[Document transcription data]
────

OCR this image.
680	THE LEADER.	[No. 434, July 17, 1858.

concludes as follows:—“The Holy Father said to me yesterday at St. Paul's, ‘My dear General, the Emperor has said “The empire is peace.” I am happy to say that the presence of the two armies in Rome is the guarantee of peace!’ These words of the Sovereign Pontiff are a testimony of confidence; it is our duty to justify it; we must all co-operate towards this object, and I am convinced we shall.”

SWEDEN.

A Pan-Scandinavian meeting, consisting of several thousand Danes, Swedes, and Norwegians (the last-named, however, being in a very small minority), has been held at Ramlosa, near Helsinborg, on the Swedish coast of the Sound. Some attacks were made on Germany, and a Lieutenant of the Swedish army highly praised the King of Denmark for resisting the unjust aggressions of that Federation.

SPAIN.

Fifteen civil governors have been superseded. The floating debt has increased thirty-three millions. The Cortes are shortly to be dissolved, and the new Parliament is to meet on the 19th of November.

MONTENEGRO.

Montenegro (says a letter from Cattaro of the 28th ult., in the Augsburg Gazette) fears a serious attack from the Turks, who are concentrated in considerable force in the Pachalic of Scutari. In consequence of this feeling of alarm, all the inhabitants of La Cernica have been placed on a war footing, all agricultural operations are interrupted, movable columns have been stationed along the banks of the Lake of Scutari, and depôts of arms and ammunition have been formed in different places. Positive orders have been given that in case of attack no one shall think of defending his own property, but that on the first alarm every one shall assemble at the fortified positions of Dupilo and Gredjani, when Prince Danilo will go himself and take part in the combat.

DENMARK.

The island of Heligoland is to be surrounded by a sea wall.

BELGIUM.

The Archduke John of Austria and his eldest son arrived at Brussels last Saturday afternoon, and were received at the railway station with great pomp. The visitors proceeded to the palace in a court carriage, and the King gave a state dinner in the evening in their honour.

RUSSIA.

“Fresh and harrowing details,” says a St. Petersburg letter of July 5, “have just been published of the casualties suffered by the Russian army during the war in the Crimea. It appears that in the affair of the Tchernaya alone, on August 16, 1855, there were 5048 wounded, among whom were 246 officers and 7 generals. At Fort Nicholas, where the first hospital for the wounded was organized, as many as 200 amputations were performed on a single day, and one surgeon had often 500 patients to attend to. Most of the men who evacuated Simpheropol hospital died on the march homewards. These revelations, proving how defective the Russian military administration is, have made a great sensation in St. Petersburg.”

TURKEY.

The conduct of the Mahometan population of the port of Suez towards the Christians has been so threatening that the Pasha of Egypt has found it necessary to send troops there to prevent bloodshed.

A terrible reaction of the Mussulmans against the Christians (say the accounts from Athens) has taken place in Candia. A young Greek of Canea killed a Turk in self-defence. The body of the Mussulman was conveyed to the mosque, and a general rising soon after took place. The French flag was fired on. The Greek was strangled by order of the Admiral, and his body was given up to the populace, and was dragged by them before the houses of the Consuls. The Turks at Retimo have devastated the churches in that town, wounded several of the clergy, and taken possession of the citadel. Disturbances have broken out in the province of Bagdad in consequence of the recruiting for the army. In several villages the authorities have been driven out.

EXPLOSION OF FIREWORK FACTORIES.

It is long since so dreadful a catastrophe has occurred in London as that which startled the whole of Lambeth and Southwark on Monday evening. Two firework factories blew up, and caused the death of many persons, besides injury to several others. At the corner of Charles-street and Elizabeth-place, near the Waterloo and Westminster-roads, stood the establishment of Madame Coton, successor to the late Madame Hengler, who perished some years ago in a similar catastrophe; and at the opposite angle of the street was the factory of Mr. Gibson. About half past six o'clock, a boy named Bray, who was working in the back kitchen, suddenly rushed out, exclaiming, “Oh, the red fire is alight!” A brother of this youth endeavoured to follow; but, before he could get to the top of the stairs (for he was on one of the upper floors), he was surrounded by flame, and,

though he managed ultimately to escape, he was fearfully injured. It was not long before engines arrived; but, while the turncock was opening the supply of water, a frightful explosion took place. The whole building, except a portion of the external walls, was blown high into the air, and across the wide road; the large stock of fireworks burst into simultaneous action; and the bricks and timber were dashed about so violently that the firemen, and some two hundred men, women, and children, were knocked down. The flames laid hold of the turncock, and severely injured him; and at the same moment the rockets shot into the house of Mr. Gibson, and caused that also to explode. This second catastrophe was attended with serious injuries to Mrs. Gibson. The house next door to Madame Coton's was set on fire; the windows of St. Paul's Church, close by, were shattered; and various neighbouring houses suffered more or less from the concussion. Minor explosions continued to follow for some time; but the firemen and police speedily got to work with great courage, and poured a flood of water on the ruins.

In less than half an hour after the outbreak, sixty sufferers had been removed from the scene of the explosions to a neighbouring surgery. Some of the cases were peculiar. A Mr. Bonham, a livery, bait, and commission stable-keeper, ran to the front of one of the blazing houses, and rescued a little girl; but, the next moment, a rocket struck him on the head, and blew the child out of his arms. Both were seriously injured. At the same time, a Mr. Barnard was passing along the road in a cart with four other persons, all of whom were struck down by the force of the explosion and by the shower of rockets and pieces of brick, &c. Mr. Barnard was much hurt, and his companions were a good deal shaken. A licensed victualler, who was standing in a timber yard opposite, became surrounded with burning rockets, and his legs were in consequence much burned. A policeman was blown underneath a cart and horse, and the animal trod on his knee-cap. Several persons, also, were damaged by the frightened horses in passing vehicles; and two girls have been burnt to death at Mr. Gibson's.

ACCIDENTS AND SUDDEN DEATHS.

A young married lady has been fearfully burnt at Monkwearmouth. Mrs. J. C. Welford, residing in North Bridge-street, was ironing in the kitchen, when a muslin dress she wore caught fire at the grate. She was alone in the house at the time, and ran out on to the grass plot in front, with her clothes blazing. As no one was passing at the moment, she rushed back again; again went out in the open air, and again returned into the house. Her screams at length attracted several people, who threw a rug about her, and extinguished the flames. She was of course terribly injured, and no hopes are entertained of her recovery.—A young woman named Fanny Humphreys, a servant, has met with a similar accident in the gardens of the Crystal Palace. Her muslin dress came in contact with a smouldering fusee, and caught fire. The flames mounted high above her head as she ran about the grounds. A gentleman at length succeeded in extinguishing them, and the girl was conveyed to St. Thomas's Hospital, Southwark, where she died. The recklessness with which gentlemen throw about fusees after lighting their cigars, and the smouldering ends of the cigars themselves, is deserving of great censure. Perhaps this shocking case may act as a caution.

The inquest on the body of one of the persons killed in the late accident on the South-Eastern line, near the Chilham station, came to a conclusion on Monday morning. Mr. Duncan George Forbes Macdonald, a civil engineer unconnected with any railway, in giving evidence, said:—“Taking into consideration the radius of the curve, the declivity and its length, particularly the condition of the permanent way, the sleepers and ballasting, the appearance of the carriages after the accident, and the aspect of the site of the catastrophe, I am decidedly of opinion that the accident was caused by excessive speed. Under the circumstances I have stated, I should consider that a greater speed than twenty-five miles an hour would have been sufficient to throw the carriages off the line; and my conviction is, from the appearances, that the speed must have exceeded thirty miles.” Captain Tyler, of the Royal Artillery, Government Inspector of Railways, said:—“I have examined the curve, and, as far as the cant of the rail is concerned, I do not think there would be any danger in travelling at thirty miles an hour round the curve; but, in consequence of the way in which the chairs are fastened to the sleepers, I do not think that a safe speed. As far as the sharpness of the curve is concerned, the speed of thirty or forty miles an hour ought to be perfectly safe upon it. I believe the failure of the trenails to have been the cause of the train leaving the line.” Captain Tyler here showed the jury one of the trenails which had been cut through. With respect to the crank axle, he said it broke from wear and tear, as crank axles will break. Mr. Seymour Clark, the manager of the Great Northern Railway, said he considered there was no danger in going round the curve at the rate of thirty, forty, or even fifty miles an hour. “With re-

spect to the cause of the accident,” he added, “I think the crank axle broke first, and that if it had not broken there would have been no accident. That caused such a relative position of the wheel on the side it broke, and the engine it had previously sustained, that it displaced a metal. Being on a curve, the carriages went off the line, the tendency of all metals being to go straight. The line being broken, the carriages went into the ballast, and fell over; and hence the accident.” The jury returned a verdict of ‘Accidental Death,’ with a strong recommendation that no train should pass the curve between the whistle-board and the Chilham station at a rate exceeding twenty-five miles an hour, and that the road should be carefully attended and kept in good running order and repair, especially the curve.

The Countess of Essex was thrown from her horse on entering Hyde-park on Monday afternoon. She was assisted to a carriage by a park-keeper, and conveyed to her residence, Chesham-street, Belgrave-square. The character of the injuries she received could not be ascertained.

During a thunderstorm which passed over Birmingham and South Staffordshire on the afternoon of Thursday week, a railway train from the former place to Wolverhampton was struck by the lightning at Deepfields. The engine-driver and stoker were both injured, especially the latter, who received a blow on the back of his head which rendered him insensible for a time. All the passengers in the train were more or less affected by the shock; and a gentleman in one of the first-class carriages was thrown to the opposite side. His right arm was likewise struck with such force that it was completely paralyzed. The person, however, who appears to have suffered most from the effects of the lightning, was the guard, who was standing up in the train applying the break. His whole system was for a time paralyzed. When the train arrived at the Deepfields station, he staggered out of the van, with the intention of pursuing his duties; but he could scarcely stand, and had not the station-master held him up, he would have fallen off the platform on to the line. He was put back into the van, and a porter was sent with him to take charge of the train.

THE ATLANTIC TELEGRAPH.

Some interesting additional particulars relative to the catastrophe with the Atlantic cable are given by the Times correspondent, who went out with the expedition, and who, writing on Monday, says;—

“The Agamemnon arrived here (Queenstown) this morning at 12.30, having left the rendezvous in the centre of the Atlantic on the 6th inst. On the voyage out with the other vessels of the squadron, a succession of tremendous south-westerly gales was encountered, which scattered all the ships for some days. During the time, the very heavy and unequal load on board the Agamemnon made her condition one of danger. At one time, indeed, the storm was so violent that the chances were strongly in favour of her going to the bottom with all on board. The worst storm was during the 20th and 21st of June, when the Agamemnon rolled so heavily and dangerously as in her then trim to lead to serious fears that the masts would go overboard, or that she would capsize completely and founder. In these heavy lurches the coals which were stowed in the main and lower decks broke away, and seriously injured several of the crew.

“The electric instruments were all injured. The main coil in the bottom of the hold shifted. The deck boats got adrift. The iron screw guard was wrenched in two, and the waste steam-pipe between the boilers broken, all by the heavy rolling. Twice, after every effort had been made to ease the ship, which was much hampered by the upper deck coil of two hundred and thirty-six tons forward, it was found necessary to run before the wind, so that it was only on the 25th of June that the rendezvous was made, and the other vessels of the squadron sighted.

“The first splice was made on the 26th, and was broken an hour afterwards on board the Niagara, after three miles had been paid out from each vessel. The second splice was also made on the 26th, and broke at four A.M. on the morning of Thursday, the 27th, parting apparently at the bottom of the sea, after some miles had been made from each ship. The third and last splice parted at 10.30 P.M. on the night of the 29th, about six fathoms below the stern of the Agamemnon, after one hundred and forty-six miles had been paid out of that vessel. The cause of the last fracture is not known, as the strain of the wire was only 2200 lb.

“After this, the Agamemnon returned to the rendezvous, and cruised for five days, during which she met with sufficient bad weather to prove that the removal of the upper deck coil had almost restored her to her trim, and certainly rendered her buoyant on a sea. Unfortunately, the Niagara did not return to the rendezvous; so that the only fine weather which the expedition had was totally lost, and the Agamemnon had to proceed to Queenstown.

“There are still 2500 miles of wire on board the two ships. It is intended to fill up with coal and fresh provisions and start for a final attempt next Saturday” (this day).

────

*EXERCISE OBJECTIVE*: Go through the entries above and copy each line with "Saturday" in it.

*RESPONSE BELOW*:
The Archduke John of Austria and his eldest son arrived at Brussels last Saturday afternoon, and were received at the railway station with great pomp. The visitors proceeded to the palace in a court carriage, and the King gave a state dinner in the evening in their honour.
“There are still 2500 miles of wire on board the two ships. It is intended to fill up with coal and fresh provisions and start for a final attempt next Saturday” (this day).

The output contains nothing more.